CONSIGNE -> D'après le texte sur le gaz de schiste et l'énergie, quelle part de l'énergie produite est gaspillée ?

TEXTE FOURNI ->
La polémiques sur les gaz de schistes posent surtout la question sur "la France et son énergie". Que ce soit le gaz, le nucléaire, le pétrole, les énergies renouvelables... Quelle est votre position sur les principes d'importation d'énergie sous toutes ces formes avec les contraintes que cela comporte (exploitation d'autres pays, instabilité politique, coût social, environnemental)... Et le fait d'exploiter les ressources nationales? Doit-on produire local, ou exploiter international? N'avons-nous pas la responsabilité de notre consommation nationale même si la production est externalisée (les problèmes également). En bref, pour nos besoins, mieux vaut-il spolier les autres que d'assumer notre pollution sur notre territoire?
Eole
Salut Eole,
Je vois avec plaisir que la question du gaz de schiste permet outre les questions de destruction de l'environnement d'aborder la question centrale de l'énergie. Il faut d'abord affirmer que l'énergie est un besoin pour tous quelque soit le lieu que l'on habite sur terre. Nous ne pouvons pas aujourd'hui réfléchir à cette question sans se poser aussi celle de l'impact de sa production sur les bouleversements climatiques et sa juste répartition. Les compagnies pétrolières gazières ou nucléaires à travers leur fuite en avant et leur volonté d'augmenter leurs bénéfices pervertissent le débat en créant des besoins artificiels. Si l'on regarde objectivement on s'aperçoit des grandes disparités dans l'accès à l'énergie entre les pays et les continents. Devons-nous laisser à ces seuls opérateurs la possibilité de décider? Comment pour l'agriculture et l'alimentation, l'énergie doit être pensée au niveau international en permettant l'accès à tous et en même temps en réduisant les impacts négatifs sur la planète.
Je crois nécessaire que, dans le cadre des Nations Unies, ce débat doit être porté et que les droits fondamentaux soient respectés. Je suis d'accord avec vous, la façon dont les compaganies pétrolières détruisent des territoires entiers dans les pays du sud est parfaitement inacceptable et qu'il faudrait les poursuivre pour crimes sociaux et écologiques. Pour ce qui est de l'UE et de la France en particulier, le débat doit porter d'abord sur la lutte contre le gaspillage énergétique. 30% de l'énergie produite est gaspillée! Il faut donc mettre en place un plan à la fois de réduction des gaspillages, d'efficacité énergétique et de développement d'énergies renouvelables non polluantes. C'est pourquoi j'appelle de mes voeux la prise en compte de cette question comme fondamentale pour 2012.
Bonjour M. Bové,
Comment verriez-vous l'éventuelle candidature de Nicolas Hulot ?

Listes de coordonnées des cadres:
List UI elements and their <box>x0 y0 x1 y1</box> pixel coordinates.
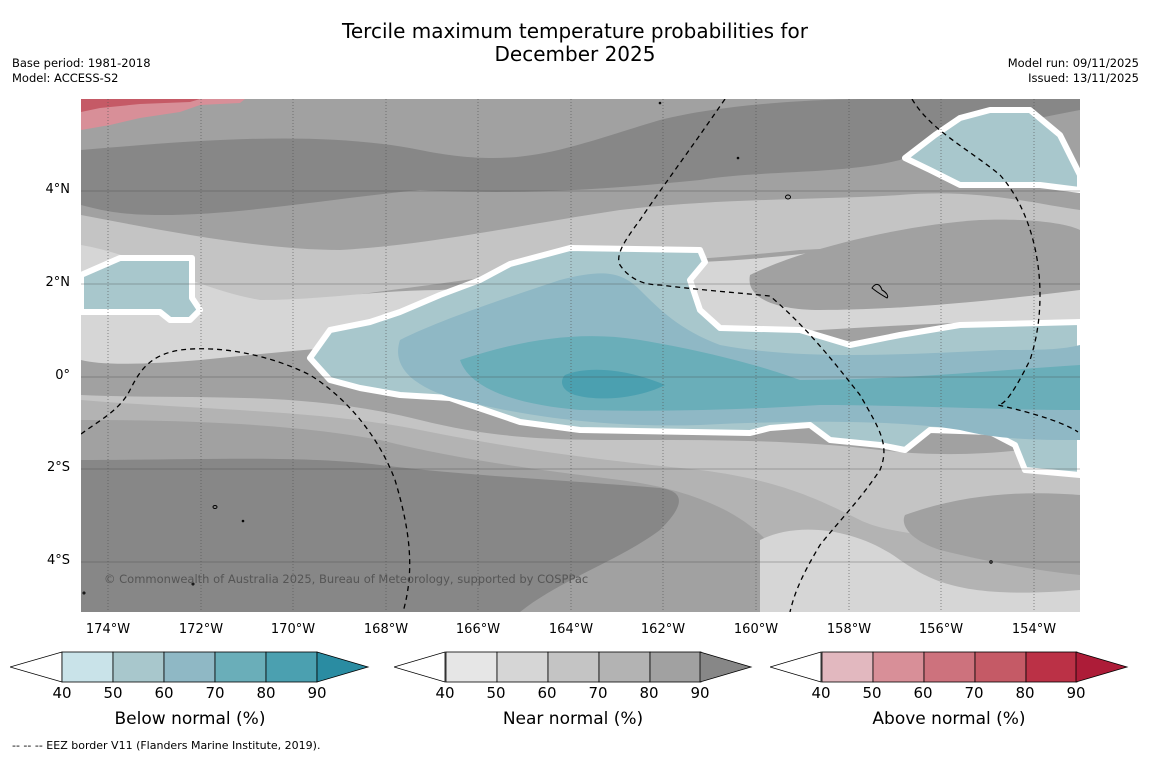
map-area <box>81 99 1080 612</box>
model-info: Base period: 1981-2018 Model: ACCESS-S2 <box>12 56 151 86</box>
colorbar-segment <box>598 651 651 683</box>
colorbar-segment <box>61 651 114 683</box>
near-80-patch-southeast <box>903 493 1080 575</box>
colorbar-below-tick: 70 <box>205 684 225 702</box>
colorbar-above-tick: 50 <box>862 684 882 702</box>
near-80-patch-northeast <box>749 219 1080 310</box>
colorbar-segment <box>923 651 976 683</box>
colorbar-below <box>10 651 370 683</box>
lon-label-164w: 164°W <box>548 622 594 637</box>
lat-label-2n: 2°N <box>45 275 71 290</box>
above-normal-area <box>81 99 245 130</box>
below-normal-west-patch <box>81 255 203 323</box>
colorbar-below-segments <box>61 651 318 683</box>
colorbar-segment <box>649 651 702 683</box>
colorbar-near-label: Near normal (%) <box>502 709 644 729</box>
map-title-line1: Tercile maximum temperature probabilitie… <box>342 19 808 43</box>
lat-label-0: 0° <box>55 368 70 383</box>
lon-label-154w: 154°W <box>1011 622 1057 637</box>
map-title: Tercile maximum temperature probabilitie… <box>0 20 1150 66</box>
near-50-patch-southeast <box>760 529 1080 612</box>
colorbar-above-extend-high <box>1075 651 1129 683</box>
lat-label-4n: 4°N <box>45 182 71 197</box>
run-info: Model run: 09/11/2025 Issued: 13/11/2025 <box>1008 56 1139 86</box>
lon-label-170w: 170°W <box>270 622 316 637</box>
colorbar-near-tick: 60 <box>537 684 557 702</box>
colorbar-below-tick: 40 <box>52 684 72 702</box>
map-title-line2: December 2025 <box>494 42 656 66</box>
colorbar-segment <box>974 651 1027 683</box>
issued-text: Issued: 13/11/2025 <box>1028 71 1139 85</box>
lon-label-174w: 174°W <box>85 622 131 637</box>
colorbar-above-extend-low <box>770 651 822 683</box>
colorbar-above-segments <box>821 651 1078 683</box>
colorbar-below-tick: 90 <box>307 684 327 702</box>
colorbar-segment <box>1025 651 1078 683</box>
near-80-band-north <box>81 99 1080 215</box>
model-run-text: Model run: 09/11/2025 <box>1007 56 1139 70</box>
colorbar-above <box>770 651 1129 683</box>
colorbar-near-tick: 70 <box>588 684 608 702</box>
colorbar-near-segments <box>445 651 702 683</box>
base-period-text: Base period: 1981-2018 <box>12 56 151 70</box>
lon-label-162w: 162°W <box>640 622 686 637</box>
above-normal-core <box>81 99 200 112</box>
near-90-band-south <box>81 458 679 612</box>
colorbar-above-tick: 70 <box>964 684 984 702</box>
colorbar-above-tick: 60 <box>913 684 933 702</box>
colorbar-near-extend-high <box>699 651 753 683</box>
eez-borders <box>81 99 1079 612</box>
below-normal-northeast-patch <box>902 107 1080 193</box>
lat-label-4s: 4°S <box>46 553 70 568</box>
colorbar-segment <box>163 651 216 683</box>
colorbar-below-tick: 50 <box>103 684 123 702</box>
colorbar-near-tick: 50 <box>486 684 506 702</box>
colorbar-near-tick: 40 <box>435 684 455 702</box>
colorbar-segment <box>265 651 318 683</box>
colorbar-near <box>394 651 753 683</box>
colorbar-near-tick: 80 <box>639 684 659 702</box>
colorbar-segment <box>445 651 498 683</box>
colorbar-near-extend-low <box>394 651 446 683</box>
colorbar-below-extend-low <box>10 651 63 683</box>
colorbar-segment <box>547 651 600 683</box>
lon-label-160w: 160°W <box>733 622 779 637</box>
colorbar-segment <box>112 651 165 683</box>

RÉPONSE -> 30 % de l'énergie produite est gaspillée.